::: Data excerpts :::

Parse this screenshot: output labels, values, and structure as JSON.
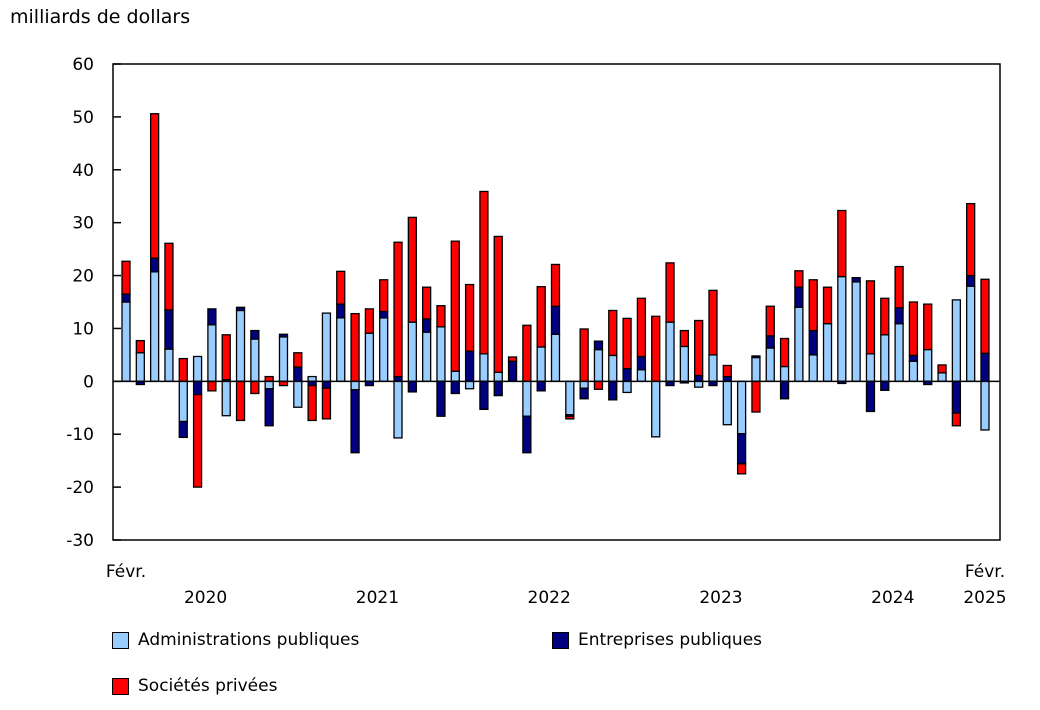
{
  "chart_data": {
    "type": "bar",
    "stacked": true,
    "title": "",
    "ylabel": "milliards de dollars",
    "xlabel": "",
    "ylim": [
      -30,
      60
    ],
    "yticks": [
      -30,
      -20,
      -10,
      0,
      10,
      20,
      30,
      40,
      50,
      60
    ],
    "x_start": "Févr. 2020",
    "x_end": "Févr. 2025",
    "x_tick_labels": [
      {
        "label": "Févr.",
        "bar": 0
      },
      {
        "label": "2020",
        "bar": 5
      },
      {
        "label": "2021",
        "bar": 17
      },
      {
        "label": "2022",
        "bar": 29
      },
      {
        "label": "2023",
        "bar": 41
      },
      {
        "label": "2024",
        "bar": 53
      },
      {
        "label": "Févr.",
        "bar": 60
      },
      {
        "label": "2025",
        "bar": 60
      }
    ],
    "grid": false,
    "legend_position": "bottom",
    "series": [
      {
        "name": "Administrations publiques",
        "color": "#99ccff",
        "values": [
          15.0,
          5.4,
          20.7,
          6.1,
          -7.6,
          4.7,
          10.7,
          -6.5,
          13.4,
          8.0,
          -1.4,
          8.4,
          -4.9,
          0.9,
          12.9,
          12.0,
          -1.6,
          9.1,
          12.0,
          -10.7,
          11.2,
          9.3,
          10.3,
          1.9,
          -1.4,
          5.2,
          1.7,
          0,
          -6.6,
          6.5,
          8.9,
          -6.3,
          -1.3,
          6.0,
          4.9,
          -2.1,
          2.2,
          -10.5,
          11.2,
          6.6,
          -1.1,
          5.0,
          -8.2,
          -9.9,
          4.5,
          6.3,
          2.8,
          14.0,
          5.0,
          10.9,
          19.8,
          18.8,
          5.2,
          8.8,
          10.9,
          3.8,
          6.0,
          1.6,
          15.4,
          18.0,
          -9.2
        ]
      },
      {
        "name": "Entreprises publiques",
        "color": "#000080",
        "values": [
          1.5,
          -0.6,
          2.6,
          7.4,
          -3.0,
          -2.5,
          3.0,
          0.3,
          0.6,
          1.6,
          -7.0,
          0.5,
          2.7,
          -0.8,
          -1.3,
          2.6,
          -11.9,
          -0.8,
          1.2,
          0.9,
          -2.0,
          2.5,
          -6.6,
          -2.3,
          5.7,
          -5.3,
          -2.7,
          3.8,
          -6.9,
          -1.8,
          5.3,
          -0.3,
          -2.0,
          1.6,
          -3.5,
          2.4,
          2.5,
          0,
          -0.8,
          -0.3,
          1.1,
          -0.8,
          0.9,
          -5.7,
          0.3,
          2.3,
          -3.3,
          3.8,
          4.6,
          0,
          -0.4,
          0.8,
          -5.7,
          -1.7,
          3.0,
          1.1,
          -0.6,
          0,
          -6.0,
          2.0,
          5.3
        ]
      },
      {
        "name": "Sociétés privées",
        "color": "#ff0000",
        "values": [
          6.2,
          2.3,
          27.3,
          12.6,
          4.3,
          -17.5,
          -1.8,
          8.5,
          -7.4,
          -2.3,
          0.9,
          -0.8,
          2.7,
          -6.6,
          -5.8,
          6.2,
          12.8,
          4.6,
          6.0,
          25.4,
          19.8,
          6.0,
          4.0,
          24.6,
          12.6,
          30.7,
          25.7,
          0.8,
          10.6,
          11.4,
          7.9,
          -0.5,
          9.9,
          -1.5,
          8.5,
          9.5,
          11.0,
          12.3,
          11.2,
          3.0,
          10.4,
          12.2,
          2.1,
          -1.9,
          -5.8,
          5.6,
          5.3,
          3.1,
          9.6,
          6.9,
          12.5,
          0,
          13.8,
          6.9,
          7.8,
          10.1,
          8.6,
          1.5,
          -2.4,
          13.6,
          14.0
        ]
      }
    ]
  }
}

:::
::: Data excerpts :::

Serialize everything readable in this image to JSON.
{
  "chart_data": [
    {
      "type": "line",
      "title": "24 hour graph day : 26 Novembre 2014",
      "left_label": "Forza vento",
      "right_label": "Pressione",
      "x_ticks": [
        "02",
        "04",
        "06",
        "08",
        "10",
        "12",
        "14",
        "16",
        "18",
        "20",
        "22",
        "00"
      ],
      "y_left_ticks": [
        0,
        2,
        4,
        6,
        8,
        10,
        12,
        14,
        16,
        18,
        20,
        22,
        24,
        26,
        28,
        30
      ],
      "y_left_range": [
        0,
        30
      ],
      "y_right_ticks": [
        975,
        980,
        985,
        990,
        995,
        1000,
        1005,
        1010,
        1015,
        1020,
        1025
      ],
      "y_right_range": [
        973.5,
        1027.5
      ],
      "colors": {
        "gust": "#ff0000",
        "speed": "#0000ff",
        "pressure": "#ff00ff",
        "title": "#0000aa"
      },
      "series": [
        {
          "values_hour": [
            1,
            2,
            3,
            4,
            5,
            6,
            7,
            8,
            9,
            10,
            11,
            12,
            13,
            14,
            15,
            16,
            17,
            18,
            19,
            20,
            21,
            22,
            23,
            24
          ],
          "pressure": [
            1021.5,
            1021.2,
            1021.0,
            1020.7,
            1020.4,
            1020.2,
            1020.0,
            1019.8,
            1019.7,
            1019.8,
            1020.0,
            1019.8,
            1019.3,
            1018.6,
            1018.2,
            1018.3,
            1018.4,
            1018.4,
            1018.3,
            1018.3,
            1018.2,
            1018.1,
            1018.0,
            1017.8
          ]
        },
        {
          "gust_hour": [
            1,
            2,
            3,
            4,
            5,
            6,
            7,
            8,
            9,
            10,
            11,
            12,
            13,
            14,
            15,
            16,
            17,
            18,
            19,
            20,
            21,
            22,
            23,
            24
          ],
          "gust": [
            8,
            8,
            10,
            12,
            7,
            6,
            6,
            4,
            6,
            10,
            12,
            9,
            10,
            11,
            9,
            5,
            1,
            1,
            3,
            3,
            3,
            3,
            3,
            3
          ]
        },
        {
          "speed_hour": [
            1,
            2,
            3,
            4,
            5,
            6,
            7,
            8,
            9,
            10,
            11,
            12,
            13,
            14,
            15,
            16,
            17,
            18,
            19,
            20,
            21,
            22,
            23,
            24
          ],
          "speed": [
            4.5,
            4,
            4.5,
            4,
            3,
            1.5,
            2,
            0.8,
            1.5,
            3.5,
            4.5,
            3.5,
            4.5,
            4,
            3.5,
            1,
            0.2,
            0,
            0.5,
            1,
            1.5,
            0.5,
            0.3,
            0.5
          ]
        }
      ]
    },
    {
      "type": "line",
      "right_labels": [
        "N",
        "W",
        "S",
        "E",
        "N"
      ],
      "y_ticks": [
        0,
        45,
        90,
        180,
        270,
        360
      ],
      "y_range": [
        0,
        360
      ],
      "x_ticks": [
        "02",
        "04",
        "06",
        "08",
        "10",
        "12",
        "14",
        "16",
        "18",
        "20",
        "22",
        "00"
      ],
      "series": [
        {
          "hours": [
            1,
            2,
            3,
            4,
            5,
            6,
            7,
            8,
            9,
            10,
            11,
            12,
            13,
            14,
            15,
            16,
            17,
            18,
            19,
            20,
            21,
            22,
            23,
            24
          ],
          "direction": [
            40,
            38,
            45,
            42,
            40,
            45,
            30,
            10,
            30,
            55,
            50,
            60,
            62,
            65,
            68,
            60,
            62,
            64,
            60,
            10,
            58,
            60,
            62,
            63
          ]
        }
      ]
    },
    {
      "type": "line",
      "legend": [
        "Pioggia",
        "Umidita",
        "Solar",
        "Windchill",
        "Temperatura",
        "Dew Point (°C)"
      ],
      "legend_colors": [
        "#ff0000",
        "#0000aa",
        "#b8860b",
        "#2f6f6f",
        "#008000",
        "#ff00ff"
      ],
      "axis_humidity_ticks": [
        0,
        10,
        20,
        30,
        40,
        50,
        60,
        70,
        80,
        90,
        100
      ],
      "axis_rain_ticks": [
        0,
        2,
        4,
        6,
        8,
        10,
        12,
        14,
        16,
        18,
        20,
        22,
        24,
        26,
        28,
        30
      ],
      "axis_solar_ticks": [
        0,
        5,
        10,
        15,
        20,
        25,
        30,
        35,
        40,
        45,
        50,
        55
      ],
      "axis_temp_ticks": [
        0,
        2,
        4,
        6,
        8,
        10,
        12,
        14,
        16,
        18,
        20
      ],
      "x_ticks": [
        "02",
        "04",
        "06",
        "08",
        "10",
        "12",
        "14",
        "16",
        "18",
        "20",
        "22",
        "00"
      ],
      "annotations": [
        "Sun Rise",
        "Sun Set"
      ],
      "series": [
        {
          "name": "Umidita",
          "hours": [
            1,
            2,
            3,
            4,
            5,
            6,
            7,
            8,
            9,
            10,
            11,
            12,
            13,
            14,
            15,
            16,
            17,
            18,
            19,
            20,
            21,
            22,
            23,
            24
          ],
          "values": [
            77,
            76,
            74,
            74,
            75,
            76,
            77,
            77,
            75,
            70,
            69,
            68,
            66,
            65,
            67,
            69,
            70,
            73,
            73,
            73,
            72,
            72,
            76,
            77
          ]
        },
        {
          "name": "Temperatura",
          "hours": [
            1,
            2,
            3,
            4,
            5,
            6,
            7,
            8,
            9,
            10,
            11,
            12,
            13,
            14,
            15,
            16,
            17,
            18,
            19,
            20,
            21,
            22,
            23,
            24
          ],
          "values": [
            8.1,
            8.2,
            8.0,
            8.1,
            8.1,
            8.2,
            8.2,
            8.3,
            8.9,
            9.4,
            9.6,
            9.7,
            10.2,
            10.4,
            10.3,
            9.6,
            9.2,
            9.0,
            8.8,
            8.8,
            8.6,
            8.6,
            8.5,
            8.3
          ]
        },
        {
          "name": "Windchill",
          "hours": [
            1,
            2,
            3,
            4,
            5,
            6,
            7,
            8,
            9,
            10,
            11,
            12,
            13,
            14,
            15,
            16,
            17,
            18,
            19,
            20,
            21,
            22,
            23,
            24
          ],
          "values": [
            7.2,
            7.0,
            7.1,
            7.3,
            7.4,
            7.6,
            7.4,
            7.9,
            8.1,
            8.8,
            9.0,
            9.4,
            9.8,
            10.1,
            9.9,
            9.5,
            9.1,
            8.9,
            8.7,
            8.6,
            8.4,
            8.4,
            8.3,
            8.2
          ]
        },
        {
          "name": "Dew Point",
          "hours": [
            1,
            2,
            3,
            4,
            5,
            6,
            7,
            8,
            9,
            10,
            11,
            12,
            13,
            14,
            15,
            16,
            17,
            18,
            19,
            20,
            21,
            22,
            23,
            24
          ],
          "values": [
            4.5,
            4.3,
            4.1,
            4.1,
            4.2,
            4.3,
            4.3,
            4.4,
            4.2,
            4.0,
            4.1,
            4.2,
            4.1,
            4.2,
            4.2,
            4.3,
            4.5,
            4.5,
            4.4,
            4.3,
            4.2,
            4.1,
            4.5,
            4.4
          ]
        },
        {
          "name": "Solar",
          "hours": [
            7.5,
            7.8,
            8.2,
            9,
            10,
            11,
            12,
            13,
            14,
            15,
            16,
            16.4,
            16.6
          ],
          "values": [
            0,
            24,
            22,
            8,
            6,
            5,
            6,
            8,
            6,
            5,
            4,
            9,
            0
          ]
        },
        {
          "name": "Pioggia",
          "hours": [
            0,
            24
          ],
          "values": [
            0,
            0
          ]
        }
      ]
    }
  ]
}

:::

**Given instruction:**
Identify which lines contain the word "title" and copy each one.

**Result:**
    "title": "",
      "title": "24 hour graph day : 26 Novembre 2014",
        "title": "#0000aa"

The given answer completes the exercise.